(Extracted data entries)
· · ·
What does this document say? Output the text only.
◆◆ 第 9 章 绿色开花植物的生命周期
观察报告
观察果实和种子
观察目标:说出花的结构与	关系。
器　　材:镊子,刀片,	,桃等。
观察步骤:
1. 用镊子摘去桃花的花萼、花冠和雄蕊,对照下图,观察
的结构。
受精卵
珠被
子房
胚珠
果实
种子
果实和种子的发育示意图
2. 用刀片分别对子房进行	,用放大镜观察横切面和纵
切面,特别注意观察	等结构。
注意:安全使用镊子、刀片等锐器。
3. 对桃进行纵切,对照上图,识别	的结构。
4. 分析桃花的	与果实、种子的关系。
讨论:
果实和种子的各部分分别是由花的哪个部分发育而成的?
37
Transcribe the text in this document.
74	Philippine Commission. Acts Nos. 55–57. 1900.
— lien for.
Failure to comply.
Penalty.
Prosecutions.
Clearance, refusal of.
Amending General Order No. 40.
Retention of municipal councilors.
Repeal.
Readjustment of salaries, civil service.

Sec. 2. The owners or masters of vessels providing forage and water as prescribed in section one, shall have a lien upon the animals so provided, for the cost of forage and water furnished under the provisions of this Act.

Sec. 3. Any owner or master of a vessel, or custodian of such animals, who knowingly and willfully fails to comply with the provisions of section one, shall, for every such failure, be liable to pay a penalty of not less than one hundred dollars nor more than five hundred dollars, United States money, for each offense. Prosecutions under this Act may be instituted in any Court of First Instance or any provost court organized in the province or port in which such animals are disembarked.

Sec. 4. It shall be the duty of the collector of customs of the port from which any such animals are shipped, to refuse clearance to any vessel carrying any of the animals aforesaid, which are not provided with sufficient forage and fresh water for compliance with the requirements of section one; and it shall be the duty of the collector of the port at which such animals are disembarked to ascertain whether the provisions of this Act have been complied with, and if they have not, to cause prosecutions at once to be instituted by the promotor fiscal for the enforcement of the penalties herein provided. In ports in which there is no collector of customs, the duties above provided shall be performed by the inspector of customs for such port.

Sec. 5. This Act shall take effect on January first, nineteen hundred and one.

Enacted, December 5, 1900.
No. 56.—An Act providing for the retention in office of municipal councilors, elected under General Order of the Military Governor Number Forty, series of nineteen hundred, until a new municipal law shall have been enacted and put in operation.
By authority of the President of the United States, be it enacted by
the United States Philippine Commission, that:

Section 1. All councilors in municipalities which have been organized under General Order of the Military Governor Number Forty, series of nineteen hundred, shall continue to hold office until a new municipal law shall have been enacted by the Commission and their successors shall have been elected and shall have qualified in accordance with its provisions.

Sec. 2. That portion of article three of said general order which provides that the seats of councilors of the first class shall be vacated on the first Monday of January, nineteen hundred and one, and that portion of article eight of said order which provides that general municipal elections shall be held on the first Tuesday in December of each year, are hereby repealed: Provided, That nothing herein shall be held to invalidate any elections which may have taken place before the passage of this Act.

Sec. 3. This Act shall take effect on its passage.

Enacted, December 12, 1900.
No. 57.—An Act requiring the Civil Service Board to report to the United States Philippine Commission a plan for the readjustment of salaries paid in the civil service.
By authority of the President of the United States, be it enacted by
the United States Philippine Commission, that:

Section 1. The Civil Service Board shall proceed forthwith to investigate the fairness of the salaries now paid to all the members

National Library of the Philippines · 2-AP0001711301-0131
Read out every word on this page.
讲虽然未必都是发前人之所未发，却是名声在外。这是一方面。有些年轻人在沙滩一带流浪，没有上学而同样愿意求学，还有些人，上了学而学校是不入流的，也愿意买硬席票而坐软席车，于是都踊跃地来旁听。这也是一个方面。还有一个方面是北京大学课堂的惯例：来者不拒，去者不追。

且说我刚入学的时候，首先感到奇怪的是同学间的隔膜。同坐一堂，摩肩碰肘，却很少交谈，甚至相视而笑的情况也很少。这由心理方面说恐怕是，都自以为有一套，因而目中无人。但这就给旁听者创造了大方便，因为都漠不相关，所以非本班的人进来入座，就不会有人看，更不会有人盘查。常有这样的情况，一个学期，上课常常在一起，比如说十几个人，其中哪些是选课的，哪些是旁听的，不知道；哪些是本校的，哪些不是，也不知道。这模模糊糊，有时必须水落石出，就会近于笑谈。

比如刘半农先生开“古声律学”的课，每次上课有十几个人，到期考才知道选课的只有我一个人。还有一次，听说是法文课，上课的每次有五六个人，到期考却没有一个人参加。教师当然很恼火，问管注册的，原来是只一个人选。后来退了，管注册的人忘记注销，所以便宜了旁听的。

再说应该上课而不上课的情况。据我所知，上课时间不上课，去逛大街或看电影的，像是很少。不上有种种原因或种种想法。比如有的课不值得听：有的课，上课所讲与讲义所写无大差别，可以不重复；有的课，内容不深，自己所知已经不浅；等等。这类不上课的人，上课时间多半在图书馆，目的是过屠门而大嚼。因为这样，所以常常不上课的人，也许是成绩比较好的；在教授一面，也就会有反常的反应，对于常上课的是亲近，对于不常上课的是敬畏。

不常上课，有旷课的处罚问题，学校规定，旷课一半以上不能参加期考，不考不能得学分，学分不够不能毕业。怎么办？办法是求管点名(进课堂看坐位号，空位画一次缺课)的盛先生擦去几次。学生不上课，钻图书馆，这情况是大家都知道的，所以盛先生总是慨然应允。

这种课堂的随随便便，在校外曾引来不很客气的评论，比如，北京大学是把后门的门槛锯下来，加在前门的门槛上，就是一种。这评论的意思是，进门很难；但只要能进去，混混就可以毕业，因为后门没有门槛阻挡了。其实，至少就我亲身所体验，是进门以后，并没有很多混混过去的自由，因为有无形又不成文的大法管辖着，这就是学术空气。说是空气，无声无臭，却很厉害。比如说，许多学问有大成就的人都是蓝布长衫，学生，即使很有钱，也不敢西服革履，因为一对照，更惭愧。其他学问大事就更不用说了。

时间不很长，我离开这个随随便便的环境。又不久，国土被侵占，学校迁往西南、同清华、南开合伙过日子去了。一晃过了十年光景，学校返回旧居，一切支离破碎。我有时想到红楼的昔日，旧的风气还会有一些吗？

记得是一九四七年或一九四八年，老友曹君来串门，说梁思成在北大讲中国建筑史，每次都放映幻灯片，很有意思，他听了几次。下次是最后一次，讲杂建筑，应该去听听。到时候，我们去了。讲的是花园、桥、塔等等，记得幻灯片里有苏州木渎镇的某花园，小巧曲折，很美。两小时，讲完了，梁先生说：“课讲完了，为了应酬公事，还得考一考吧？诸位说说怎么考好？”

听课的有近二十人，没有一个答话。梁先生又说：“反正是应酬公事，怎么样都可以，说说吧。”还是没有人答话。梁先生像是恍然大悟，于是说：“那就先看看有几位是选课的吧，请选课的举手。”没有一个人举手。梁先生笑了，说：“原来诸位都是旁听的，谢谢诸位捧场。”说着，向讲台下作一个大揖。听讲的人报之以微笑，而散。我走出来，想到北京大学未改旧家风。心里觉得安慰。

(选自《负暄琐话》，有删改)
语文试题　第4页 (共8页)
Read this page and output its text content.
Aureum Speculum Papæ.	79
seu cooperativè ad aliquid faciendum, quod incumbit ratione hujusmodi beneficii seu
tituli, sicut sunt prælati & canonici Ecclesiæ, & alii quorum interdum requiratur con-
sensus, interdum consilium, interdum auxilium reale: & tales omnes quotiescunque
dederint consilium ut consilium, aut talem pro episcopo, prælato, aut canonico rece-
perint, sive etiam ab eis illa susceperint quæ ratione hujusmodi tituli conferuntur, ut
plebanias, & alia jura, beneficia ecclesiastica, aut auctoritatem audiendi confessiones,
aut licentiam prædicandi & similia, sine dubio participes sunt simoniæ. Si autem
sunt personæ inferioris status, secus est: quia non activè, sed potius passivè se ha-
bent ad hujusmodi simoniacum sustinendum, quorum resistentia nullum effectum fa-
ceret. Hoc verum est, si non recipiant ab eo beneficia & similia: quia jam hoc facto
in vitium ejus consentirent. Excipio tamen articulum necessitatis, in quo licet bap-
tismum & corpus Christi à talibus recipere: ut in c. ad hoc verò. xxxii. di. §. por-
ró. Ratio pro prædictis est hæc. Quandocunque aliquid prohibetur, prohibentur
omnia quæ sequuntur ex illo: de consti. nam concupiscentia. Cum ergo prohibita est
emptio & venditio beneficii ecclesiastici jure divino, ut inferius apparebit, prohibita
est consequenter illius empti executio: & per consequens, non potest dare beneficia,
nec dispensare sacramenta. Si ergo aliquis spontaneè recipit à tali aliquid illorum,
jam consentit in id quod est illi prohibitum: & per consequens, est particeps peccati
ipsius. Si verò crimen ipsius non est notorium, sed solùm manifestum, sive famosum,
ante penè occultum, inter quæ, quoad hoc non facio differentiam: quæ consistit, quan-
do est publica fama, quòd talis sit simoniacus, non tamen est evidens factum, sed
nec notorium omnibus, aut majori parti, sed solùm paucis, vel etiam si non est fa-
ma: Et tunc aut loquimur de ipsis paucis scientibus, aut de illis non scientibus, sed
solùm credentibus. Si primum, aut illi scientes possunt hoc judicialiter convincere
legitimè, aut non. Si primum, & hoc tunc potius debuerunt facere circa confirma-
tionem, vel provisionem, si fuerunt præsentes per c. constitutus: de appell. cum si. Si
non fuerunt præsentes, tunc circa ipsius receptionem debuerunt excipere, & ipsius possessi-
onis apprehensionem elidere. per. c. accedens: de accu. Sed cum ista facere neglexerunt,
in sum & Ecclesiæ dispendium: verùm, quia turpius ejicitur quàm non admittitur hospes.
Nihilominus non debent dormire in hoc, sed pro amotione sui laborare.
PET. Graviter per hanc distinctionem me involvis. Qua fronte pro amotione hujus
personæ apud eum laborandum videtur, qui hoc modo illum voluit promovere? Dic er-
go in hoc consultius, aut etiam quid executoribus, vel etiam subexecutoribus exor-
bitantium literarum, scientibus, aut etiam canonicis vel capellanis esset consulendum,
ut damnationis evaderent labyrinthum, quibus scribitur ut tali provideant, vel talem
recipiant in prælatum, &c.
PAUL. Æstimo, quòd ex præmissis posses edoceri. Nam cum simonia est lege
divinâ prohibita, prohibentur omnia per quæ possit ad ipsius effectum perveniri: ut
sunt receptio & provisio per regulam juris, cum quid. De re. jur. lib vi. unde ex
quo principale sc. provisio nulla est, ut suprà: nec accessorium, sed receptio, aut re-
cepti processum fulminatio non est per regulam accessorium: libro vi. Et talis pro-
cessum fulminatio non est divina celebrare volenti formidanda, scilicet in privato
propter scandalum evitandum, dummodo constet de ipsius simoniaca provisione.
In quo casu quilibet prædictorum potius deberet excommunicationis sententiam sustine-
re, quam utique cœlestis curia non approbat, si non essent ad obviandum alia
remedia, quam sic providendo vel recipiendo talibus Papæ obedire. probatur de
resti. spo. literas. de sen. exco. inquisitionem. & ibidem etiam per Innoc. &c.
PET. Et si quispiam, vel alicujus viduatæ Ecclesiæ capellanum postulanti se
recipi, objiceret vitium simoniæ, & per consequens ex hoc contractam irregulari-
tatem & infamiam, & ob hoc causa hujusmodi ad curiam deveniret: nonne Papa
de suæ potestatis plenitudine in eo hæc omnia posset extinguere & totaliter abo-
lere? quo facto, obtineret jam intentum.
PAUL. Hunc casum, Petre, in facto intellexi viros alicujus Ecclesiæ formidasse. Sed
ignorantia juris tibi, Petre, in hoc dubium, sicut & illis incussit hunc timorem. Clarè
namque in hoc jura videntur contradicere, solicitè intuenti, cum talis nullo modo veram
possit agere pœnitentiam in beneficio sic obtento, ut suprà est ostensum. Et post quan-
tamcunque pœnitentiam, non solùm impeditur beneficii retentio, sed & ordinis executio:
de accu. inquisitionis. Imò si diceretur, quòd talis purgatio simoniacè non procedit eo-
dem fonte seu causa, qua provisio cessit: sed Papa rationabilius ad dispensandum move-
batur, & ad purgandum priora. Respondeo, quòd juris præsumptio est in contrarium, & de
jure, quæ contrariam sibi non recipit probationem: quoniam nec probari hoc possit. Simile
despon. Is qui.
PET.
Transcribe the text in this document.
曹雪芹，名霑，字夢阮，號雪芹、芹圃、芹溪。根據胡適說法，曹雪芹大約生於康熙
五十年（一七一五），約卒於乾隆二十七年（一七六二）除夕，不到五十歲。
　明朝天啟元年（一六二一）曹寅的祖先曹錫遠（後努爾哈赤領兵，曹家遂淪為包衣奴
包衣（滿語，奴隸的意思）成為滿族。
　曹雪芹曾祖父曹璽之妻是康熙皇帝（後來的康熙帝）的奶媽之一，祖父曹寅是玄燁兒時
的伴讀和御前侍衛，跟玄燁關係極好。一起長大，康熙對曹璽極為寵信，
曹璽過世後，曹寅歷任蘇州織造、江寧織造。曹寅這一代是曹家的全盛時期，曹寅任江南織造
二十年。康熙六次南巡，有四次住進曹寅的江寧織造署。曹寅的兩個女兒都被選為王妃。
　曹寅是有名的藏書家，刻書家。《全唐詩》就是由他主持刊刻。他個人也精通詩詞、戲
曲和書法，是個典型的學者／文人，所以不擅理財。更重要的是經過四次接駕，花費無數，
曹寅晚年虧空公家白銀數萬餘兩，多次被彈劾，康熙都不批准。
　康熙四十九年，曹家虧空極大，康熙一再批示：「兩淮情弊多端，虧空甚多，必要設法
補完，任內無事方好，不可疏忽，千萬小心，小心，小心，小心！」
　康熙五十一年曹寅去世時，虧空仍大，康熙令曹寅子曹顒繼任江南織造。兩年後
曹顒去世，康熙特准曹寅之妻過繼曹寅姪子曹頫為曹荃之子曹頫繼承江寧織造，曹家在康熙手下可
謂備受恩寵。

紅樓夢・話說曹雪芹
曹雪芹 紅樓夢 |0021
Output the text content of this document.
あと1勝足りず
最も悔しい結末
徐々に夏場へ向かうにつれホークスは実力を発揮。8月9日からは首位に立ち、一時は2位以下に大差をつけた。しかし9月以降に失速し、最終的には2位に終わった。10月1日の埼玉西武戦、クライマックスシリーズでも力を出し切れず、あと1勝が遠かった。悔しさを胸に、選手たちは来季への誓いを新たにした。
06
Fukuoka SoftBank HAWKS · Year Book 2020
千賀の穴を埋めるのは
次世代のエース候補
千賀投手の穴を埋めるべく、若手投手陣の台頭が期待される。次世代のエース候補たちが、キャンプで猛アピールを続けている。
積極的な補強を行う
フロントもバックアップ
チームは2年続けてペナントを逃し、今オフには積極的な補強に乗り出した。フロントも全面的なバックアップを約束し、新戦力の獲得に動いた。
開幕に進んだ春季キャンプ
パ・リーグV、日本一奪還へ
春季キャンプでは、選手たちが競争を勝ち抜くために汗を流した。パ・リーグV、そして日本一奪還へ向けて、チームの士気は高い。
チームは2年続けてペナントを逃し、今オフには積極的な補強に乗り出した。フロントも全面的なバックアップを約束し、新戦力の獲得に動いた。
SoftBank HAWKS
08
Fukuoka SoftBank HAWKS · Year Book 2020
· · ·
In the listing above, count each line that holds the string "organized". Give the number only.

- _Output below_: 2